• **DIRECTION**: Write out the full set of records exactly. Any pictures in them do not belong in the copy.

• **RECORDS FOR THIS EXERCISE**:
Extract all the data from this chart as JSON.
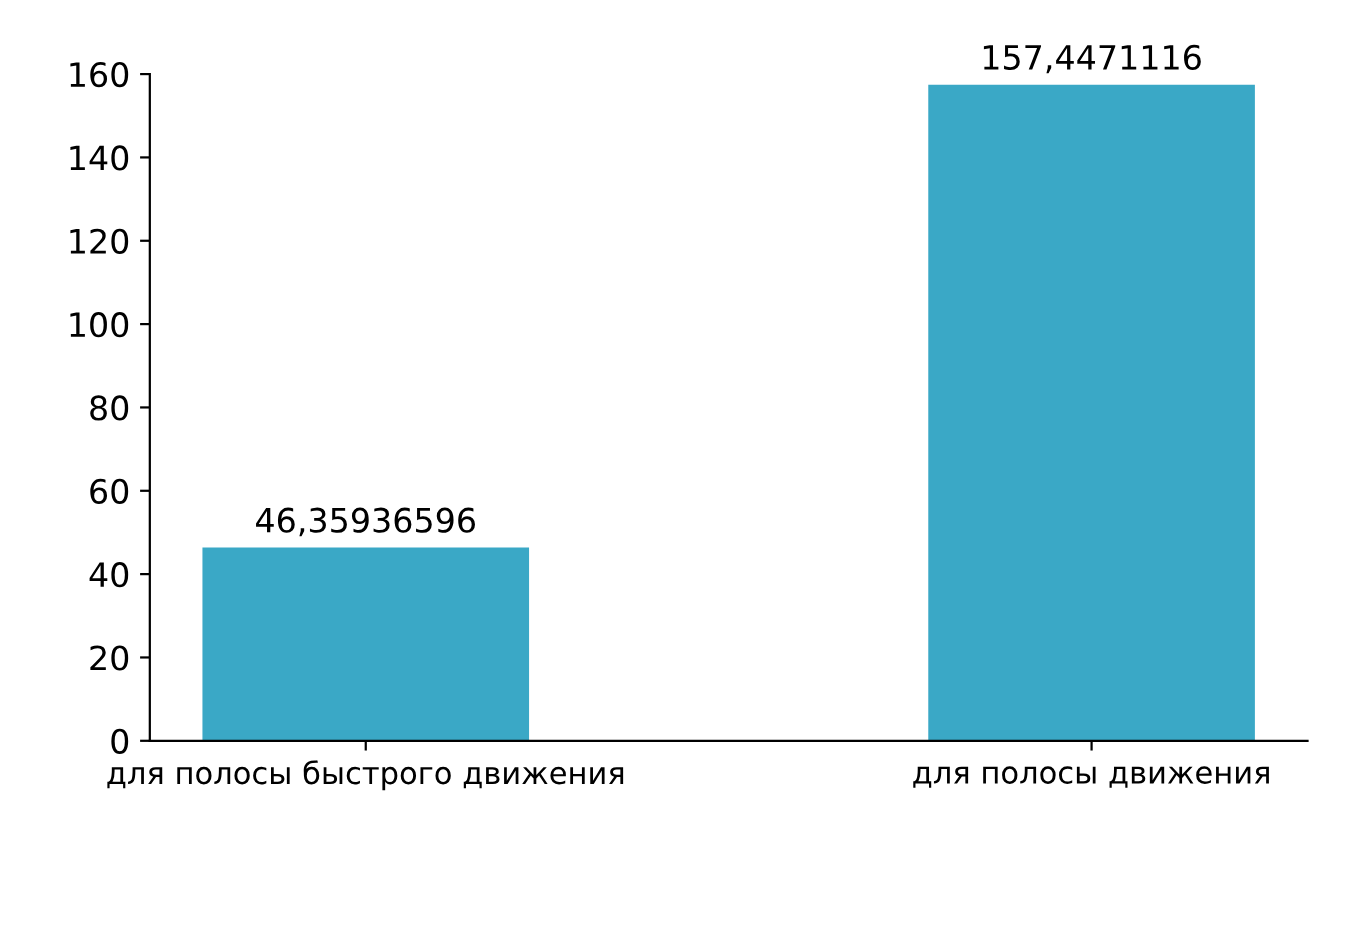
{
  "chart_data": {
    "type": "bar",
    "categories": [
      "для полосы быстрого движения",
      "для полосы движения"
    ],
    "values": [
      46.35936596,
      157.4471116
    ],
    "value_labels": [
      "46,35936596",
      "157,4471116"
    ],
    "color": "#3aa8c6",
    "ylim": [
      0,
      160
    ],
    "yticks": [
      0,
      20,
      40,
      60,
      80,
      100,
      120,
      140,
      160
    ],
    "grid": false,
    "legend": false
  }
}
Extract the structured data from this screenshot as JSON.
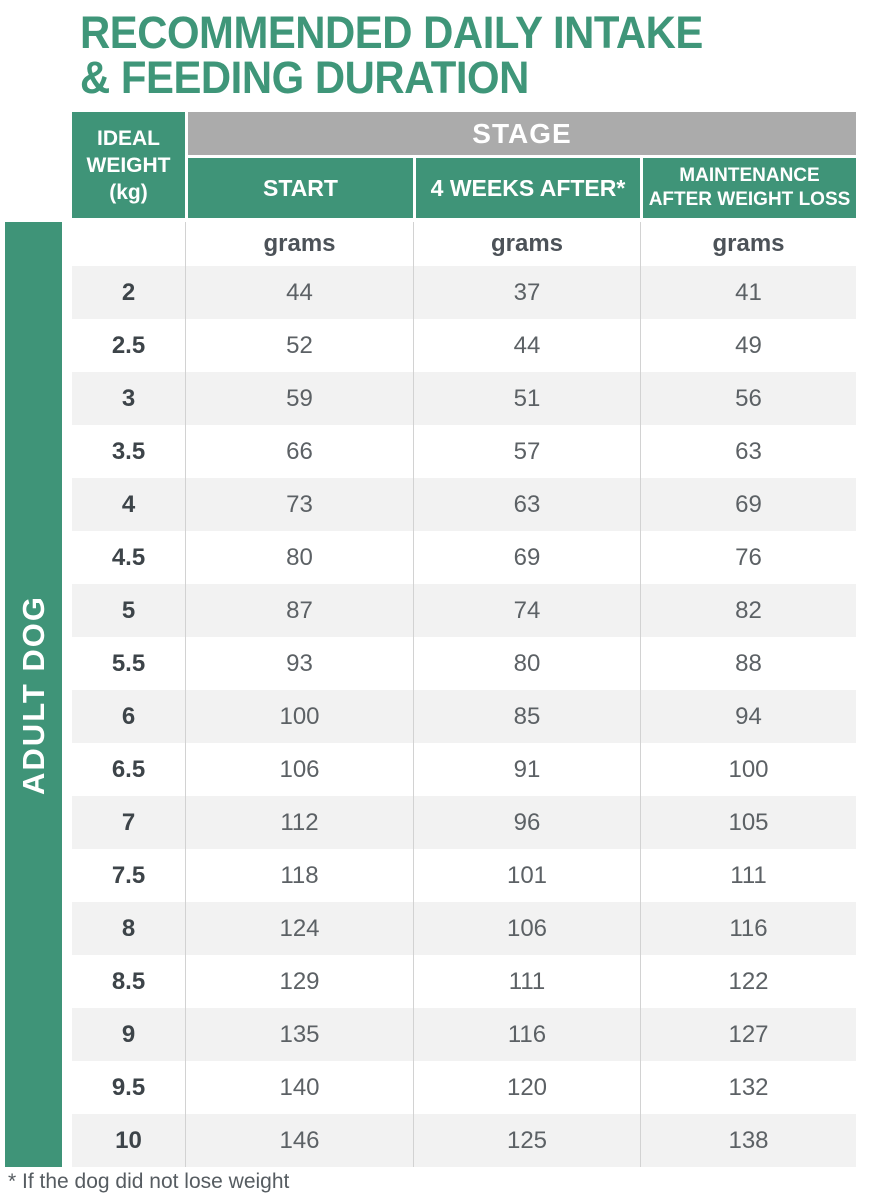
{
  "title": {
    "line1": "RECOMMENDED DAILY INTAKE",
    "line2": "& FEEDING DURATION"
  },
  "sidebar": {
    "label": "ADULT DOG"
  },
  "table": {
    "corner_header": {
      "line1": "IDEAL",
      "line2": "WEIGHT",
      "line3": "(kg)"
    },
    "stage_header": "STAGE",
    "columns": [
      "START",
      "4 WEEKS AFTER*",
      "MAINTENANCE AFTER WEIGHT LOSS"
    ],
    "unit": "grams",
    "rows": [
      {
        "weight": "2",
        "values": [
          "44",
          "37",
          "41"
        ]
      },
      {
        "weight": "2.5",
        "values": [
          "52",
          "44",
          "49"
        ]
      },
      {
        "weight": "3",
        "values": [
          "59",
          "51",
          "56"
        ]
      },
      {
        "weight": "3.5",
        "values": [
          "66",
          "57",
          "63"
        ]
      },
      {
        "weight": "4",
        "values": [
          "73",
          "63",
          "69"
        ]
      },
      {
        "weight": "4.5",
        "values": [
          "80",
          "69",
          "76"
        ]
      },
      {
        "weight": "5",
        "values": [
          "87",
          "74",
          "82"
        ]
      },
      {
        "weight": "5.5",
        "values": [
          "93",
          "80",
          "88"
        ]
      },
      {
        "weight": "6",
        "values": [
          "100",
          "85",
          "94"
        ]
      },
      {
        "weight": "6.5",
        "values": [
          "106",
          "91",
          "100"
        ]
      },
      {
        "weight": "7",
        "values": [
          "112",
          "96",
          "105"
        ]
      },
      {
        "weight": "7.5",
        "values": [
          "118",
          "101",
          "111"
        ]
      },
      {
        "weight": "8",
        "values": [
          "124",
          "106",
          "116"
        ]
      },
      {
        "weight": "8.5",
        "values": [
          "129",
          "111",
          "122"
        ]
      },
      {
        "weight": "9",
        "values": [
          "135",
          "116",
          "127"
        ]
      },
      {
        "weight": "9.5",
        "values": [
          "140",
          "120",
          "132"
        ]
      },
      {
        "weight": "10",
        "values": [
          "146",
          "125",
          "138"
        ]
      }
    ]
  },
  "footnote": "* If the dog did not lose weight",
  "colors": {
    "green": "#3f9478",
    "title_green": "#3f9679",
    "stage_gray": "#ababab",
    "row_stripe": "#f2f2f2",
    "value_text": "#5c6165"
  }
}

• **RESPONSE TO THE EXERCISE**:
Extract all the data from this chart as JSON.
{
  "chart_data": {
    "type": "bar",
    "categories": [
      "для полосы быстрого движения",
      "для полосы движения"
    ],
    "values": [
      46.35936596,
      157.4471116
    ],
    "value_labels": [
      "46,35936596",
      "157,4471116"
    ],
    "color": "#3aa8c6",
    "ylim": [
      0,
      160
    ],
    "yticks": [
      0,
      20,
      40,
      60,
      80,
      100,
      120,
      140,
      160
    ],
    "grid": false,
    "legend": false
  }
}
Extract the structured data from this screenshot as JSON.
{
  "title": {
    "line1": "RECOMMENDED DAILY INTAKE",
    "line2": "& FEEDING DURATION"
  },
  "sidebar": {
    "label": "ADULT DOG"
  },
  "table": {
    "corner_header": {
      "line1": "IDEAL",
      "line2": "WEIGHT",
      "line3": "(kg)"
    },
    "stage_header": "STAGE",
    "columns": [
      "START",
      "4 WEEKS AFTER*",
      "MAINTENANCE AFTER WEIGHT LOSS"
    ],
    "unit": "grams",
    "rows": [
      {
        "weight": "2",
        "values": [
          "44",
          "37",
          "41"
        ]
      },
      {
        "weight": "2.5",
        "values": [
          "52",
          "44",
          "49"
        ]
      },
      {
        "weight": "3",
        "values": [
          "59",
          "51",
          "56"
        ]
      },
      {
        "weight": "3.5",
        "values": [
          "66",
          "57",
          "63"
        ]
      },
      {
        "weight": "4",
        "values": [
          "73",
          "63",
          "69"
        ]
      },
      {
        "weight": "4.5",
        "values": [
          "80",
          "69",
          "76"
        ]
      },
      {
        "weight": "5",
        "values": [
          "87",
          "74",
          "82"
        ]
      },
      {
        "weight": "5.5",
        "values": [
          "93",
          "80",
          "88"
        ]
      },
      {
        "weight": "6",
        "values": [
          "100",
          "85",
          "94"
        ]
      },
      {
        "weight": "6.5",
        "values": [
          "106",
          "91",
          "100"
        ]
      },
      {
        "weight": "7",
        "values": [
          "112",
          "96",
          "105"
        ]
      },
      {
        "weight": "7.5",
        "values": [
          "118",
          "101",
          "111"
        ]
      },
      {
        "weight": "8",
        "values": [
          "124",
          "106",
          "116"
        ]
      },
      {
        "weight": "8.5",
        "values": [
          "129",
          "111",
          "122"
        ]
      },
      {
        "weight": "9",
        "values": [
          "135",
          "116",
          "127"
        ]
      },
      {
        "weight": "9.5",
        "values": [
          "140",
          "120",
          "132"
        ]
      },
      {
        "weight": "10",
        "values": [
          "146",
          "125",
          "138"
        ]
      }
    ]
  },
  "footnote": "* If the dog did not lose weight",
  "colors": {
    "green": "#3f9478",
    "title_green": "#3f9679",
    "stage_gray": "#ababab",
    "row_stripe": "#f2f2f2",
    "value_text": "#5c6165"
  }
}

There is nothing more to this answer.